_DATA SUPPLIED_.
####################

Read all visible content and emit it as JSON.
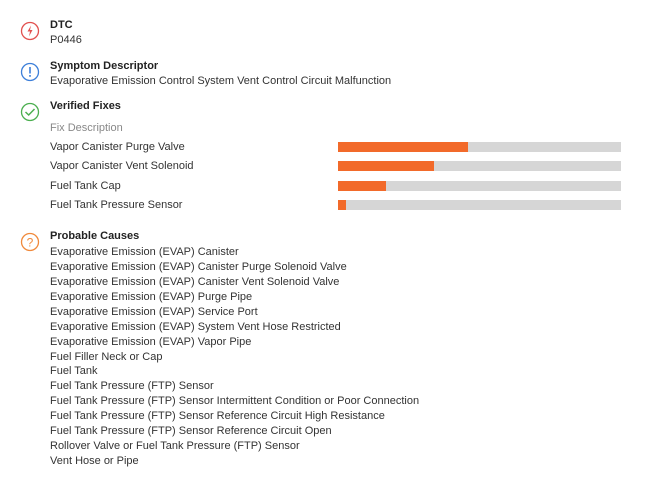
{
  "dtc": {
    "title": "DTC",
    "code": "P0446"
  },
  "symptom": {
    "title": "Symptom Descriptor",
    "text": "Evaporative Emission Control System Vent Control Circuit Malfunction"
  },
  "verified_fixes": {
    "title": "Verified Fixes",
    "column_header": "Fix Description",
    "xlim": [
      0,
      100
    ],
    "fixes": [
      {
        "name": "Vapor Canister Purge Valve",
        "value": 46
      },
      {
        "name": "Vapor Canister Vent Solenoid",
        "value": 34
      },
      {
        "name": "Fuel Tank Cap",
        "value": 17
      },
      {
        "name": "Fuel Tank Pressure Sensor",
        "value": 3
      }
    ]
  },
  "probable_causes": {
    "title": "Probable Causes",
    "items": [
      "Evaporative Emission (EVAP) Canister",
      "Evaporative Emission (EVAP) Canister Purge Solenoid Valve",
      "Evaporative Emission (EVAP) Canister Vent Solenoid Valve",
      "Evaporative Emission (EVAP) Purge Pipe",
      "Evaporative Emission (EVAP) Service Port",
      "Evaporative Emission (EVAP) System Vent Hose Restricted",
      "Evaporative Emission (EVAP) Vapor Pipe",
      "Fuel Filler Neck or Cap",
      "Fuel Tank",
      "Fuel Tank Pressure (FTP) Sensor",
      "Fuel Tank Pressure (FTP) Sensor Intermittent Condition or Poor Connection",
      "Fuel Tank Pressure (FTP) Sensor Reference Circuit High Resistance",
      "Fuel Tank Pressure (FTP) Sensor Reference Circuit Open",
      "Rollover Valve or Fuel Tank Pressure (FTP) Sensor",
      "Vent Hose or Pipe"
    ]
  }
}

####################

_TO BE DONE_. Transcribe all the records above word for word, without their images.

_RESULT OF THE EXERCISE_.
Read all visible content and emit it as JSON.
{
  "dtc": {
    "title": "DTC",
    "code": "P0446"
  },
  "symptom": {
    "title": "Symptom Descriptor",
    "text": "Evaporative Emission Control System Vent Control Circuit Malfunction"
  },
  "verified_fixes": {
    "title": "Verified Fixes",
    "column_header": "Fix Description",
    "xlim": [
      0,
      100
    ],
    "fixes": [
      {
        "name": "Vapor Canister Purge Valve",
        "value": 46
      },
      {
        "name": "Vapor Canister Vent Solenoid",
        "value": 34
      },
      {
        "name": "Fuel Tank Cap",
        "value": 17
      },
      {
        "name": "Fuel Tank Pressure Sensor",
        "value": 3
      }
    ]
  },
  "probable_causes": {
    "title": "Probable Causes",
    "items": [
      "Evaporative Emission (EVAP) Canister",
      "Evaporative Emission (EVAP) Canister Purge Solenoid Valve",
      "Evaporative Emission (EVAP) Canister Vent Solenoid Valve",
      "Evaporative Emission (EVAP) Purge Pipe",
      "Evaporative Emission (EVAP) Service Port",
      "Evaporative Emission (EVAP) System Vent Hose Restricted",
      "Evaporative Emission (EVAP) Vapor Pipe",
      "Fuel Filler Neck or Cap",
      "Fuel Tank",
      "Fuel Tank Pressure (FTP) Sensor",
      "Fuel Tank Pressure (FTP) Sensor Intermittent Condition or Poor Connection",
      "Fuel Tank Pressure (FTP) Sensor Reference Circuit High Resistance",
      "Fuel Tank Pressure (FTP) Sensor Reference Circuit Open",
      "Rollover Valve or Fuel Tank Pressure (FTP) Sensor",
      "Vent Hose or Pipe"
    ]
  }
}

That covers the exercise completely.